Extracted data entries

<<<<

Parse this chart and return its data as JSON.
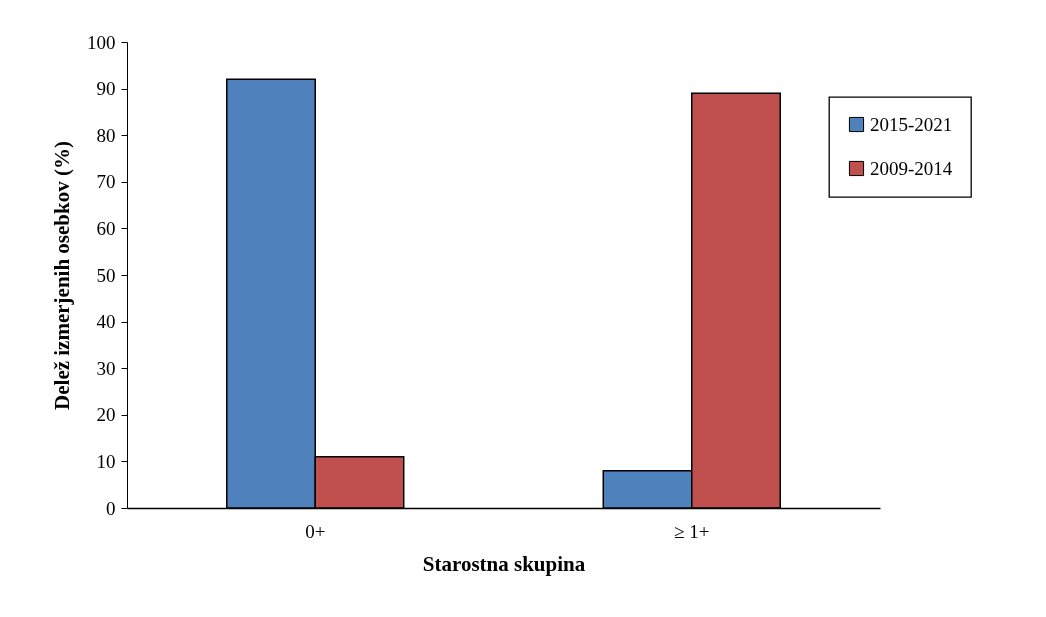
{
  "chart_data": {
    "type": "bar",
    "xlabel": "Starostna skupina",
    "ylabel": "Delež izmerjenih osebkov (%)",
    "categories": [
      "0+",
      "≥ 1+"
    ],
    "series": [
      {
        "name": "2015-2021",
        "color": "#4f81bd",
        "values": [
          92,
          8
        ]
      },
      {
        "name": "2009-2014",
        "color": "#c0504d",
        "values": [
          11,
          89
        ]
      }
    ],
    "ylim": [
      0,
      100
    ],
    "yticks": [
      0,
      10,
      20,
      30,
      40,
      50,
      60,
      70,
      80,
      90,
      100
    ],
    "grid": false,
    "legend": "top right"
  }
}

>>>>
<<<<

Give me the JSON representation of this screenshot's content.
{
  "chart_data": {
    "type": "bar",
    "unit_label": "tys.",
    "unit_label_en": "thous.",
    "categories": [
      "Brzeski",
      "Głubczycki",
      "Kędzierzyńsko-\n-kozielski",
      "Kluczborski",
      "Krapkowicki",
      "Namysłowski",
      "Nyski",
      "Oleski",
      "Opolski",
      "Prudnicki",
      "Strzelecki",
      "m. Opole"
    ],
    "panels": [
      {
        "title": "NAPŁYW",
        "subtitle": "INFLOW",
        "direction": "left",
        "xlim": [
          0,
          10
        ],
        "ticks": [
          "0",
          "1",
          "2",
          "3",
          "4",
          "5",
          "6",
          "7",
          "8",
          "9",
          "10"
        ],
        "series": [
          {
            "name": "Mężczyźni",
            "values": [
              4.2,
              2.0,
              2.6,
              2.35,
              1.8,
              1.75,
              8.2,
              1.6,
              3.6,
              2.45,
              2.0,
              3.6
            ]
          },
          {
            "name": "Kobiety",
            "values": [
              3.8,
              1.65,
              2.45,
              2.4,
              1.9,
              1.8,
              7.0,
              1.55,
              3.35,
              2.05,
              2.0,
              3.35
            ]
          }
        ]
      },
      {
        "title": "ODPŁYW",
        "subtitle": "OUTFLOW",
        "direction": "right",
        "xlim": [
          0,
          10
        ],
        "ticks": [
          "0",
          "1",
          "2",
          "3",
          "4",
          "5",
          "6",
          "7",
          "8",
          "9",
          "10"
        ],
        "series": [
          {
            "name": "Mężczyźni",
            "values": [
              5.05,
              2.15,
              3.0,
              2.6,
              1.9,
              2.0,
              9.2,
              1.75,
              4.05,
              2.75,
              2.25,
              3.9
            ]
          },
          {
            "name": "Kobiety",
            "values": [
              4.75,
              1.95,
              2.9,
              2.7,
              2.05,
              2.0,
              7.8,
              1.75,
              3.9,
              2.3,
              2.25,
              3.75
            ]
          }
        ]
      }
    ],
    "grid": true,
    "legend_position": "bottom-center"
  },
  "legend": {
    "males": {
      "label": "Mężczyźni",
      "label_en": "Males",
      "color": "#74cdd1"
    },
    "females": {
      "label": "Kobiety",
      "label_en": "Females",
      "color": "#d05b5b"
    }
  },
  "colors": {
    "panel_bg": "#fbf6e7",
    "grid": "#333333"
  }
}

>>>>

■ WHAT TO PRODUCE ■
Take every line containing the word "this" and copy it.

■ WORKED SOLUTION ■
Parse this chart and return its data as JSON.
Give me the JSON representation of this screenshot's content.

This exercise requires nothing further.